[liberationtech] What could we at Liberationtech do to help pro-democracy HK activists protest China's new security law?

aryt alasti aryt.alasti at gmail.com
Wed May 27 20:14:29 CEST 2020


Mass protests in Sudan appear to have been significantly successful.

https://theconversation.com/how-the-people-of-sudan-pulled-off-an-improbable-revolution-132808



Aryt

On Wed, May 27, 2020, 10:15 AM Richard Brooks <rrb at g.clemson.edu> wrote:

> Waiting for the species to evolve does not seem particularly
> useful. Nor does just stating that all forms of government
> are equally bad.
>
> I have seen technical interventions bear fruit:
>
> -Election monitoring reducing fraud in Senegal, and
> post-election violence in Kenya,
> -Large-scale protests in Burkina Faso did result in
> deposing a dictator and replacement with a democratically
> elected government. Which is not perfect, but better.

________

▶ _Short exercise 1_
In the list message, what reason does Richard Brooks give for treating technical interventions as worthwhile? Answer in one to three sentences.
▶ _Short exercise 2_
According to the list message, in which country did large-scale protests result in a dictator being deposed?
▶ _Short exercise 3_
Translate this sentence from the list message into Spanish: "Mass protests in Sudan appear to have been significantly successful."
Rely only on the list message for your answers.

Data listing
________

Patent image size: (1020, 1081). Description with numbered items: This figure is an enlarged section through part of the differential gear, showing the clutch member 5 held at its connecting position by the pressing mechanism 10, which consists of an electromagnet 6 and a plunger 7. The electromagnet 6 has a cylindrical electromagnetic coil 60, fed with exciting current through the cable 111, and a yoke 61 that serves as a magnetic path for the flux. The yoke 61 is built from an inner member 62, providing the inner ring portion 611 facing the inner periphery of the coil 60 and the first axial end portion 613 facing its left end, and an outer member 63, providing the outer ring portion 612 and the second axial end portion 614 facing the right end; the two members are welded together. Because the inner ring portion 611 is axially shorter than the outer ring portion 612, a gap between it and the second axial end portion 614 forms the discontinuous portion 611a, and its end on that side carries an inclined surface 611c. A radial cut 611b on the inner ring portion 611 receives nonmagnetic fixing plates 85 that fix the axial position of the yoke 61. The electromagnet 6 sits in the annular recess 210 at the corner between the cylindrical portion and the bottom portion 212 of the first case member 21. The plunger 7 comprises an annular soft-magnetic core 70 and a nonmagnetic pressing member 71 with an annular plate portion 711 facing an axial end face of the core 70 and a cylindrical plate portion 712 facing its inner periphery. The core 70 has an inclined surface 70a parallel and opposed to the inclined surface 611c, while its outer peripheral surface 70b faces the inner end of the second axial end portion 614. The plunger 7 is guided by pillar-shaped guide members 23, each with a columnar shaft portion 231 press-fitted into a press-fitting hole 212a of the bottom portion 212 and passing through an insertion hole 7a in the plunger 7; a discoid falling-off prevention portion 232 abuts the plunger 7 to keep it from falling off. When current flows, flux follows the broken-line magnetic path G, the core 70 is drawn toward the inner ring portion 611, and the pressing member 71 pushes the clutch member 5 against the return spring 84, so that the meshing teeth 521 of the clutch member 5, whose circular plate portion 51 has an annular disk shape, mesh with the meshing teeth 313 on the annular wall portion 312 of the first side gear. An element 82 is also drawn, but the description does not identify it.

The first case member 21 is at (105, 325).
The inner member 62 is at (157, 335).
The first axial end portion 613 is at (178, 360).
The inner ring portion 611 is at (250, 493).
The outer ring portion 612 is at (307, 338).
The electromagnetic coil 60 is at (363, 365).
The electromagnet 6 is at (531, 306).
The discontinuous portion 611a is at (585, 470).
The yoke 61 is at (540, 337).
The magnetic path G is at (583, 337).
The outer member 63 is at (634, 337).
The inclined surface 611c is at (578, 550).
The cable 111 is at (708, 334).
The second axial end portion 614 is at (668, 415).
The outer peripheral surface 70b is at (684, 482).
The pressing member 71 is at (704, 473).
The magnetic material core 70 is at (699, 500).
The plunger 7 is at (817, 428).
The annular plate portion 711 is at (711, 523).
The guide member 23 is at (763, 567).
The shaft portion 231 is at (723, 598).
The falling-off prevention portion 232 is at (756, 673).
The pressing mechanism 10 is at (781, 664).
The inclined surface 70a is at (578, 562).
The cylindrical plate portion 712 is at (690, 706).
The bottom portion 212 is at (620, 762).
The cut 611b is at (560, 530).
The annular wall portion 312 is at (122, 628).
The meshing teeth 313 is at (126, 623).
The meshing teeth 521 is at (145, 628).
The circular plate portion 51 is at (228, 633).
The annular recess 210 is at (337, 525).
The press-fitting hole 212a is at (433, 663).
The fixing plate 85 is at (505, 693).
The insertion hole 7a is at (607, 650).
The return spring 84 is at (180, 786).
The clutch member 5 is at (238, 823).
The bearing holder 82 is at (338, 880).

________

▶ _Task solution 1_
Richard Brooks has seen technical interventions bear fruit. Election monitoring reduced fraud in Senegal and post-election violence in Kenya. Large-scale protests in Burkina Faso deposed a dictator and brought in a democratically elected government.

▶ _Task solution 2_
Burkina Faso.

▶ _Task solution 3_
Las protestas masivas en Sudán parecen haber tenido un éxito considerable.